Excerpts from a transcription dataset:
====================

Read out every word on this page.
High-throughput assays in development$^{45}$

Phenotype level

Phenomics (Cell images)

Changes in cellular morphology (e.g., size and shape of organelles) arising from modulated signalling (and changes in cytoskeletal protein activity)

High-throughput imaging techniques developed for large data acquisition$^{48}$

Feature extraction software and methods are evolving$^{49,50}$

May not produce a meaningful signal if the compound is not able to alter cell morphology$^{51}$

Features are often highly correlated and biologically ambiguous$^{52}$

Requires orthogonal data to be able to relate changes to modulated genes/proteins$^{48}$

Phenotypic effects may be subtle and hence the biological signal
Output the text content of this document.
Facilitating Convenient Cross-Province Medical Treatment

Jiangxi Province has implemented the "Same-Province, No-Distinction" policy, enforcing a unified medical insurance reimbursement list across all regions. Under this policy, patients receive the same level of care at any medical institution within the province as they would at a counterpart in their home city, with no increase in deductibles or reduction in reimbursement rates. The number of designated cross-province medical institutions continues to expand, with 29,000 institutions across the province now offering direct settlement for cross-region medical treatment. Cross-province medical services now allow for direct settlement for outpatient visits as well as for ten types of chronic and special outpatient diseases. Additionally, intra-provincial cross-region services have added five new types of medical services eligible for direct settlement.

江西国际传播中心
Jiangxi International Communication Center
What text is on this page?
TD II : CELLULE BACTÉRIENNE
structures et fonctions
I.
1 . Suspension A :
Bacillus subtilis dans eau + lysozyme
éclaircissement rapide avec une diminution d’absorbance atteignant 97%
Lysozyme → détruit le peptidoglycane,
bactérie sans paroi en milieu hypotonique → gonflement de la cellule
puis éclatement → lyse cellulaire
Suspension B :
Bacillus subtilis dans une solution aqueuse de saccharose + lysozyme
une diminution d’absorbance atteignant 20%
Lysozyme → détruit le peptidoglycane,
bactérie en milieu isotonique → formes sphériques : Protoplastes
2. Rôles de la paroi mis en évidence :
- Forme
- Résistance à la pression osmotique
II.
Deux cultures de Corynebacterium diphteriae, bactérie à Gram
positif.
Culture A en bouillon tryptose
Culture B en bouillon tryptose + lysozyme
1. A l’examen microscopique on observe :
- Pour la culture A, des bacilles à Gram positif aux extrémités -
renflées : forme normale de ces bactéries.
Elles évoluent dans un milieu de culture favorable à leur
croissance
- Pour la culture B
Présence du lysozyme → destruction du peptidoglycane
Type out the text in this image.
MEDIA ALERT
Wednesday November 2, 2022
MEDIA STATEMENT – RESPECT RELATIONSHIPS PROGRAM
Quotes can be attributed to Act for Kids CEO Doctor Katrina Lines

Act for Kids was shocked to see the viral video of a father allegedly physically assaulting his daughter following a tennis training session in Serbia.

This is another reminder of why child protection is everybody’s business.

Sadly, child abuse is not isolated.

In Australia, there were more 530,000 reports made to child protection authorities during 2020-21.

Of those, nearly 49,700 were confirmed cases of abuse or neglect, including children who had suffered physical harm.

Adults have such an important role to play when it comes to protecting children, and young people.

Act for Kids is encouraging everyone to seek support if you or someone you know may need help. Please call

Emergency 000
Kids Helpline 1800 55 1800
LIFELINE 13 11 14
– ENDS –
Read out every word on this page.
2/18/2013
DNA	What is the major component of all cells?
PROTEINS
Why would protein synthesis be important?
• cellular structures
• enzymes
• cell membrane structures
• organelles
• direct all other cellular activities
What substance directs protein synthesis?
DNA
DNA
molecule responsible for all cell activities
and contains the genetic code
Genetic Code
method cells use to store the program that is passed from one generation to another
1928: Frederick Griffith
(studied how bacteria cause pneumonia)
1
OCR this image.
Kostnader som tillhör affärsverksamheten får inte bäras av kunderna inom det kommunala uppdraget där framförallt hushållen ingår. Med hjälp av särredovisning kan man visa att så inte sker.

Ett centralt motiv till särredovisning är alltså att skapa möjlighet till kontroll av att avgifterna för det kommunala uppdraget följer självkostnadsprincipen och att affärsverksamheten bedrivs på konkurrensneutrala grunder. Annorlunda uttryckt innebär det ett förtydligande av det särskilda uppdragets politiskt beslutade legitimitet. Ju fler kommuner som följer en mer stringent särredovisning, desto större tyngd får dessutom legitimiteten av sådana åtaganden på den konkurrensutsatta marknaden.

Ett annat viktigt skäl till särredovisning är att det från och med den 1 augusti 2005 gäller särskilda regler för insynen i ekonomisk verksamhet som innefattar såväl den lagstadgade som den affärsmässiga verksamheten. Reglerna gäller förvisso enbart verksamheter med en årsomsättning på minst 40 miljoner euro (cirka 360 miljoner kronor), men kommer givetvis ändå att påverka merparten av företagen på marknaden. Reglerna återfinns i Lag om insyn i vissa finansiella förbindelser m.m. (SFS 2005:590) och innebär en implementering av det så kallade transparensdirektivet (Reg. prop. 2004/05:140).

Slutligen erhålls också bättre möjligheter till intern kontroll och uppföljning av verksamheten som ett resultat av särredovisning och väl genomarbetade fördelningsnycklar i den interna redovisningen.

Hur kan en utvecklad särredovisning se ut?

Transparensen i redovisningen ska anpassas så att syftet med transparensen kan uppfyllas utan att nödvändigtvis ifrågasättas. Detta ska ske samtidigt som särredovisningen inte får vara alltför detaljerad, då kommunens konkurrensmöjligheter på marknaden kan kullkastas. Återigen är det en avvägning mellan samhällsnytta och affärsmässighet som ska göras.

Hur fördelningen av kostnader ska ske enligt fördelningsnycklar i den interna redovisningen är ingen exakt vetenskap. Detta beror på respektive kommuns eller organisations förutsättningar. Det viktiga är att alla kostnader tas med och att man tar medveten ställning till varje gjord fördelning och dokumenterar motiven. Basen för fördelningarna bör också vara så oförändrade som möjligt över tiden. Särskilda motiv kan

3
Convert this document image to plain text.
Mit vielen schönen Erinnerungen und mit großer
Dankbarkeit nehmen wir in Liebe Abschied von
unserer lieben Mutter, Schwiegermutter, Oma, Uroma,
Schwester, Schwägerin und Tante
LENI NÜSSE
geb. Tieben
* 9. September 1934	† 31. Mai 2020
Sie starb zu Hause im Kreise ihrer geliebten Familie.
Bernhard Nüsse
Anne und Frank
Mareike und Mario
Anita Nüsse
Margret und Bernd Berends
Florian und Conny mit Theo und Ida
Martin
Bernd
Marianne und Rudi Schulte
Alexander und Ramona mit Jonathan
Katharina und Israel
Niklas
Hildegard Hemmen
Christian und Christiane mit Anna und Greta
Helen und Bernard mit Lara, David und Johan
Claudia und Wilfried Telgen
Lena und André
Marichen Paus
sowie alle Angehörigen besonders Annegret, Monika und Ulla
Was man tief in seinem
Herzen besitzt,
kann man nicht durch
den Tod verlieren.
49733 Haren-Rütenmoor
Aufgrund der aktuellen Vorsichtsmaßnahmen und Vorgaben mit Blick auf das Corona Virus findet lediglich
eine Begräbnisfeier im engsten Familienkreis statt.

====================

◆ Exercise requirements:
Return a copy of each line in the records above that has "level" in it.

◆ Answer:
Phenotype level
Jiangxi Province has implemented the "Same-Province, No-Distinction" policy, enforcing a unified medical insurance reimbursement list across all regions. Under this policy, patients receive the same level of care at any medical institution within the province as they would at a counterpart in their home city, with no increase in deductibles or reduction in reimbursement rates. The number of designated cross-province medical institutions continues to expand, with 29,000 institutions across the province now offering direct settlement for cross-region medical treatment. Cross-province medical services now allow for direct settlement for outpatient visits as well as for ten types of chronic and special outpatient diseases. Additionally, intra-provincial cross-region services have added five new types of medical services eligible for direct settlement.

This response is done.